## EXERCISE DATA

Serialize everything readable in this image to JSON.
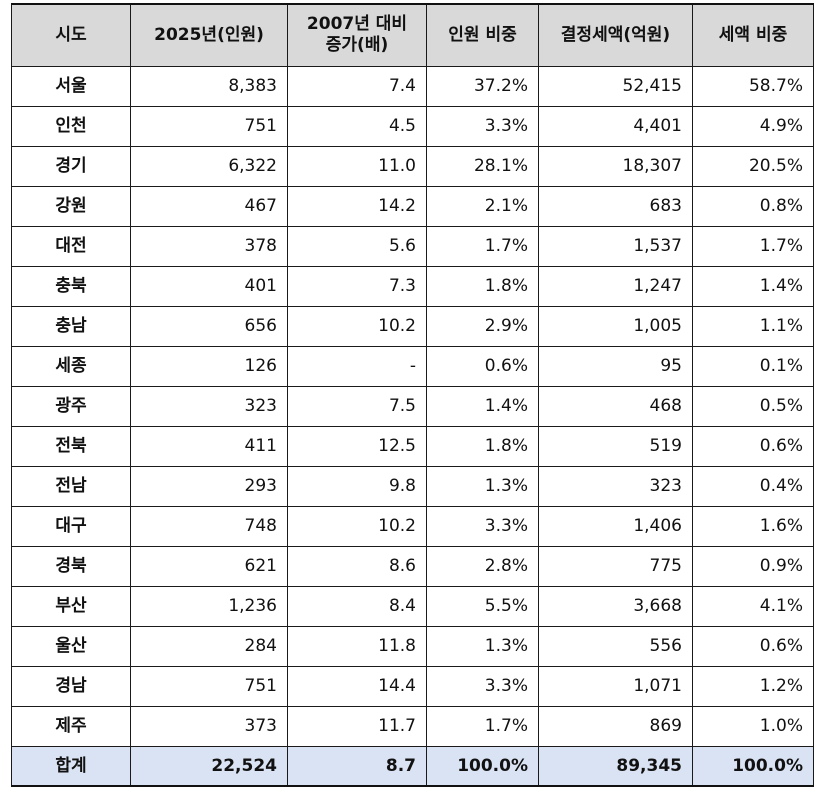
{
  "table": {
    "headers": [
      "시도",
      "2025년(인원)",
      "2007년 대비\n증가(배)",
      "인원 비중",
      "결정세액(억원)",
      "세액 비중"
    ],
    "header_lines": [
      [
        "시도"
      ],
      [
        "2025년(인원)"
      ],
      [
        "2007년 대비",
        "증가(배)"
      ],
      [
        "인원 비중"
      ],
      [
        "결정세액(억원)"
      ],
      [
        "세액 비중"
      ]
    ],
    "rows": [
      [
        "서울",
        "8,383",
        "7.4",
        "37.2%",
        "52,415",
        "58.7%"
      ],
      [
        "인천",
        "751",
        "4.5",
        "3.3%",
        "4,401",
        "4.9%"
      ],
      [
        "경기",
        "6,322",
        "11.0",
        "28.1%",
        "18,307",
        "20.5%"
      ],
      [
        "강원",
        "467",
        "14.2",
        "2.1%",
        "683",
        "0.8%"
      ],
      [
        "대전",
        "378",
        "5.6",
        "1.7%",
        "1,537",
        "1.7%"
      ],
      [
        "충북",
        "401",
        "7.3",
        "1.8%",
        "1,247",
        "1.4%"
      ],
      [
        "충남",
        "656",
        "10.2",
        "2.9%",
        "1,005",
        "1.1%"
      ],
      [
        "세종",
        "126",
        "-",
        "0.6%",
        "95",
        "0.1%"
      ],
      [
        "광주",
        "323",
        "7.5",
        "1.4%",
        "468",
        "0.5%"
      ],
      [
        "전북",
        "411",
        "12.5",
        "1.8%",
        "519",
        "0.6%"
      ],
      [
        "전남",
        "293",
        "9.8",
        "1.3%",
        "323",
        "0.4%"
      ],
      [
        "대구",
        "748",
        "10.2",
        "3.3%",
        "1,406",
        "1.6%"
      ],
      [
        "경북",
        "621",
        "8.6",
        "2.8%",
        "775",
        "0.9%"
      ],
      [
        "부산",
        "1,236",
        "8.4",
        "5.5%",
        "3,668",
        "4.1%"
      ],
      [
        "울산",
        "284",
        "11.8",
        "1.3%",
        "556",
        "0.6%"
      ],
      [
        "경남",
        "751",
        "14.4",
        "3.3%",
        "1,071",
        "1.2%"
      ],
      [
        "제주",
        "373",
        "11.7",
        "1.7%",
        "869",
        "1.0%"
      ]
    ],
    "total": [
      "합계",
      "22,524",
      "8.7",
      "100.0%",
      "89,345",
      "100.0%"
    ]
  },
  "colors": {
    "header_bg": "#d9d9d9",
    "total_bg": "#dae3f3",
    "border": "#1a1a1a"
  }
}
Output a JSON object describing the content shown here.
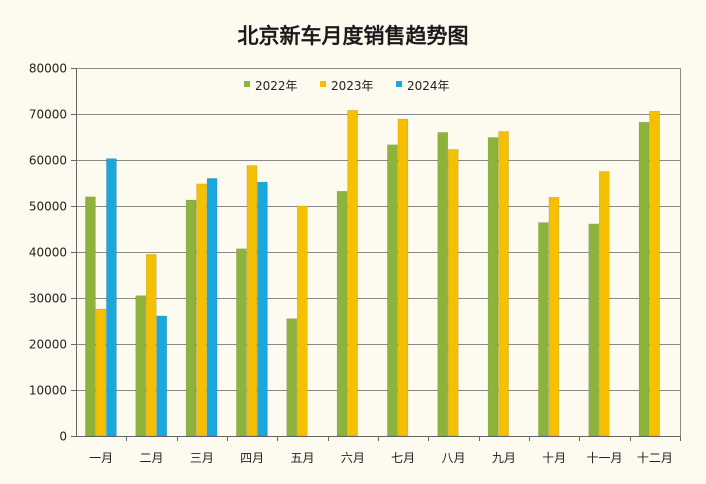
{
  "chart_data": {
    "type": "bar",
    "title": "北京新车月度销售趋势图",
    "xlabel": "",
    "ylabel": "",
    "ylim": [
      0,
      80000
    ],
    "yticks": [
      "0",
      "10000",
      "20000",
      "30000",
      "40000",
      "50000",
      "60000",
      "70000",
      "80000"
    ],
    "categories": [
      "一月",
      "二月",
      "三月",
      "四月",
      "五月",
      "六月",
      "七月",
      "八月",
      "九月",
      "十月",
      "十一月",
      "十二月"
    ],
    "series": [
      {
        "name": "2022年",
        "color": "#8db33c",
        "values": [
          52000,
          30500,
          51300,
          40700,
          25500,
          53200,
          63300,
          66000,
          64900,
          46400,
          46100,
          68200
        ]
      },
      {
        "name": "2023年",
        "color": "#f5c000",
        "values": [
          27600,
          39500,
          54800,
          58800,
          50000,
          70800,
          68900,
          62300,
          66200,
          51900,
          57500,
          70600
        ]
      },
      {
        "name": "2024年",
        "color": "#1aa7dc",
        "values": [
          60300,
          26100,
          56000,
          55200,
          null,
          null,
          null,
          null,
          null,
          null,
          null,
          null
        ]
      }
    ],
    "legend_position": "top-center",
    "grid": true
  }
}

## YOUR GOAL
Give the material again exactly as it is, but keep the pictures out.

## SOLUTION TO THIS EXERCISE
Serialize everything readable in this image to JSON.
{
  "table": {
    "headers": [
      "시도",
      "2025년(인원)",
      "2007년 대비\n증가(배)",
      "인원 비중",
      "결정세액(억원)",
      "세액 비중"
    ],
    "header_lines": [
      [
        "시도"
      ],
      [
        "2025년(인원)"
      ],
      [
        "2007년 대비",
        "증가(배)"
      ],
      [
        "인원 비중"
      ],
      [
        "결정세액(억원)"
      ],
      [
        "세액 비중"
      ]
    ],
    "rows": [
      [
        "서울",
        "8,383",
        "7.4",
        "37.2%",
        "52,415",
        "58.7%"
      ],
      [
        "인천",
        "751",
        "4.5",
        "3.3%",
        "4,401",
        "4.9%"
      ],
      [
        "경기",
        "6,322",
        "11.0",
        "28.1%",
        "18,307",
        "20.5%"
      ],
      [
        "강원",
        "467",
        "14.2",
        "2.1%",
        "683",
        "0.8%"
      ],
      [
        "대전",
        "378",
        "5.6",
        "1.7%",
        "1,537",
        "1.7%"
      ],
      [
        "충북",
        "401",
        "7.3",
        "1.8%",
        "1,247",
        "1.4%"
      ],
      [
        "충남",
        "656",
        "10.2",
        "2.9%",
        "1,005",
        "1.1%"
      ],
      [
        "세종",
        "126",
        "-",
        "0.6%",
        "95",
        "0.1%"
      ],
      [
        "광주",
        "323",
        "7.5",
        "1.4%",
        "468",
        "0.5%"
      ],
      [
        "전북",
        "411",
        "12.5",
        "1.8%",
        "519",
        "0.6%"
      ],
      [
        "전남",
        "293",
        "9.8",
        "1.3%",
        "323",
        "0.4%"
      ],
      [
        "대구",
        "748",
        "10.2",
        "3.3%",
        "1,406",
        "1.6%"
      ],
      [
        "경북",
        "621",
        "8.6",
        "2.8%",
        "775",
        "0.9%"
      ],
      [
        "부산",
        "1,236",
        "8.4",
        "5.5%",
        "3,668",
        "4.1%"
      ],
      [
        "울산",
        "284",
        "11.8",
        "1.3%",
        "556",
        "0.6%"
      ],
      [
        "경남",
        "751",
        "14.4",
        "3.3%",
        "1,071",
        "1.2%"
      ],
      [
        "제주",
        "373",
        "11.7",
        "1.7%",
        "869",
        "1.0%"
      ]
    ],
    "total": [
      "합계",
      "22,524",
      "8.7",
      "100.0%",
      "89,345",
      "100.0%"
    ]
  },
  "colors": {
    "header_bg": "#d9d9d9",
    "total_bg": "#dae3f3",
    "border": "#1a1a1a"
  }
}
Output a JSON object describing the content shown here.
{
  "chart_data": {
    "type": "bar",
    "title": "北京新车月度销售趋势图",
    "xlabel": "",
    "ylabel": "",
    "ylim": [
      0,
      80000
    ],
    "yticks": [
      "0",
      "10000",
      "20000",
      "30000",
      "40000",
      "50000",
      "60000",
      "70000",
      "80000"
    ],
    "categories": [
      "一月",
      "二月",
      "三月",
      "四月",
      "五月",
      "六月",
      "七月",
      "八月",
      "九月",
      "十月",
      "十一月",
      "十二月"
    ],
    "series": [
      {
        "name": "2022年",
        "color": "#8db33c",
        "values": [
          52000,
          30500,
          51300,
          40700,
          25500,
          53200,
          63300,
          66000,
          64900,
          46400,
          46100,
          68200
        ]
      },
      {
        "name": "2023年",
        "color": "#f5c000",
        "values": [
          27600,
          39500,
          54800,
          58800,
          50000,
          70800,
          68900,
          62300,
          66200,
          51900,
          57500,
          70600
        ]
      },
      {
        "name": "2024年",
        "color": "#1aa7dc",
        "values": [
          60300,
          26100,
          56000,
          55200,
          null,
          null,
          null,
          null,
          null,
          null,
          null,
          null
        ]
      }
    ],
    "legend_position": "top-center",
    "grid": true
  }
}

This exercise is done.